• Source records

------------------------------

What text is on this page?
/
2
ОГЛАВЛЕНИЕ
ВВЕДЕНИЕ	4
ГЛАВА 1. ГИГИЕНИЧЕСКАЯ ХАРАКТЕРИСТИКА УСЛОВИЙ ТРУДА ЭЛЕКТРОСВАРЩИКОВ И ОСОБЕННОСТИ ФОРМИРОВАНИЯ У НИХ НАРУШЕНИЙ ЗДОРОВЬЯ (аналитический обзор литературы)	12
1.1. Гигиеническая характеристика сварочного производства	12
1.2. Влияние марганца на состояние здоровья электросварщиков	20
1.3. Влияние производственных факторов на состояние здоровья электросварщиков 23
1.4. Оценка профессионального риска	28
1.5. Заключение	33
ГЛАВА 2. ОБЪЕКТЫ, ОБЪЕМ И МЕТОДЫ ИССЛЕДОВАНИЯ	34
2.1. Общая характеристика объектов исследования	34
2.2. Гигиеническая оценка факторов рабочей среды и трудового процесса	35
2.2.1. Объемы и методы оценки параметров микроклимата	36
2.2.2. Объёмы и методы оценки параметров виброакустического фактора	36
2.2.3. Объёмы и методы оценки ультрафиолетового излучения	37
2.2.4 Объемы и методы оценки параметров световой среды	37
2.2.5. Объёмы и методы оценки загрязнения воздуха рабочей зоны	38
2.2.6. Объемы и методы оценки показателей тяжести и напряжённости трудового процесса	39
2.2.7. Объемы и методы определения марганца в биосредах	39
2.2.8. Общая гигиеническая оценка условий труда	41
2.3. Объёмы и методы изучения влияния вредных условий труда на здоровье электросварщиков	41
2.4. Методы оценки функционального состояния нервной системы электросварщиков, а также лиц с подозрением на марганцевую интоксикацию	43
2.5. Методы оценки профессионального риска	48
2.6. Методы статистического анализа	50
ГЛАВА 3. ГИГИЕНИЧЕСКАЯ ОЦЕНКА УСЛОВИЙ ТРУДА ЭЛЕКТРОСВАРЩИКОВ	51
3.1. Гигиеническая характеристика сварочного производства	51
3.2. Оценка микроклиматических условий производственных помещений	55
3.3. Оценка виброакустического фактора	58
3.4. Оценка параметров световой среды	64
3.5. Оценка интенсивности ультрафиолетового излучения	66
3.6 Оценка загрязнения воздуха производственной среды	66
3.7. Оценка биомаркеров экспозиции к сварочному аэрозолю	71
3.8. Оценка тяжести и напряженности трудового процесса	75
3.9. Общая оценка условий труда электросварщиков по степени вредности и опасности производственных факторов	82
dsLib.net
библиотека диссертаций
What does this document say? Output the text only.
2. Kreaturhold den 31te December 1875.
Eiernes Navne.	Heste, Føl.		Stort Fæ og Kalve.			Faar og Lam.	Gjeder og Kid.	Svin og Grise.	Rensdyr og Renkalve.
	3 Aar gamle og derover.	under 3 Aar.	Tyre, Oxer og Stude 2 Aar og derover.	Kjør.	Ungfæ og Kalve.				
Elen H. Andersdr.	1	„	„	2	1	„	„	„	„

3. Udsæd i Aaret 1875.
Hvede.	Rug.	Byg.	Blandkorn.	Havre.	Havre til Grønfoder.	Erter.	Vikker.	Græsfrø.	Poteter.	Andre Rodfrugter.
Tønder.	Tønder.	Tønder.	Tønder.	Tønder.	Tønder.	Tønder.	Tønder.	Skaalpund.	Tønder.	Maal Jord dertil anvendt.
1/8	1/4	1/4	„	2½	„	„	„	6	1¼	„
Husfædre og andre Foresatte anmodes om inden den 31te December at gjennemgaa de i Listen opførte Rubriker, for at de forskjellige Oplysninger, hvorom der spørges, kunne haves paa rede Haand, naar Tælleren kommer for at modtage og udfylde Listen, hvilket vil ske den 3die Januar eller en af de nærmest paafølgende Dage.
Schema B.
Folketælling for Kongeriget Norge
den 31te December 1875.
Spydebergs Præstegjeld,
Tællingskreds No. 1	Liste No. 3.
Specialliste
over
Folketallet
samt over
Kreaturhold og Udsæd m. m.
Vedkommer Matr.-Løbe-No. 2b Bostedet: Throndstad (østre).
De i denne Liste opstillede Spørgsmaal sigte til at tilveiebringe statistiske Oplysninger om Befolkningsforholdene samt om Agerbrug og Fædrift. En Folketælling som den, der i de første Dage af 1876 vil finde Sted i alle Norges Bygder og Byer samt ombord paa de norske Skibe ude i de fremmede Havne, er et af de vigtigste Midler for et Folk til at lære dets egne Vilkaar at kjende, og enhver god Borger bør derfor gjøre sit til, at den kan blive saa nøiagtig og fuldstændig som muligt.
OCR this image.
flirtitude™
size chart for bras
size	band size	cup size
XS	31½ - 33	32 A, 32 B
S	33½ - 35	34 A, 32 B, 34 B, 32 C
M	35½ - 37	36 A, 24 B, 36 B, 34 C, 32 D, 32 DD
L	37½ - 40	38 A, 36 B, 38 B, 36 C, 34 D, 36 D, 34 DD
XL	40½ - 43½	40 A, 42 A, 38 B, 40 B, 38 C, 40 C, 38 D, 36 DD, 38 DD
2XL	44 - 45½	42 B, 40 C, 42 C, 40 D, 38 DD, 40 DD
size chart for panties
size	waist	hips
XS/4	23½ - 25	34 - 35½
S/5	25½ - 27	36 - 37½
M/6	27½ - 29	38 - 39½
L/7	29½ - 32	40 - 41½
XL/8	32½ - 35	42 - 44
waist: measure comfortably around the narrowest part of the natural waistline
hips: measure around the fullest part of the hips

------------------------------

• EXERCISE BRIEF
Look for the word "производственных" and return every line where it occurs.

• COMPLETE ANSWER
1.3. Влияние производственных факторов на состояние здоровья электросварщиков 23
3.2. Оценка микроклиматических условий производственных помещений	55
3.9. Общая оценка условий труда электросварщиков по степени вредности и опасности производственных факторов	82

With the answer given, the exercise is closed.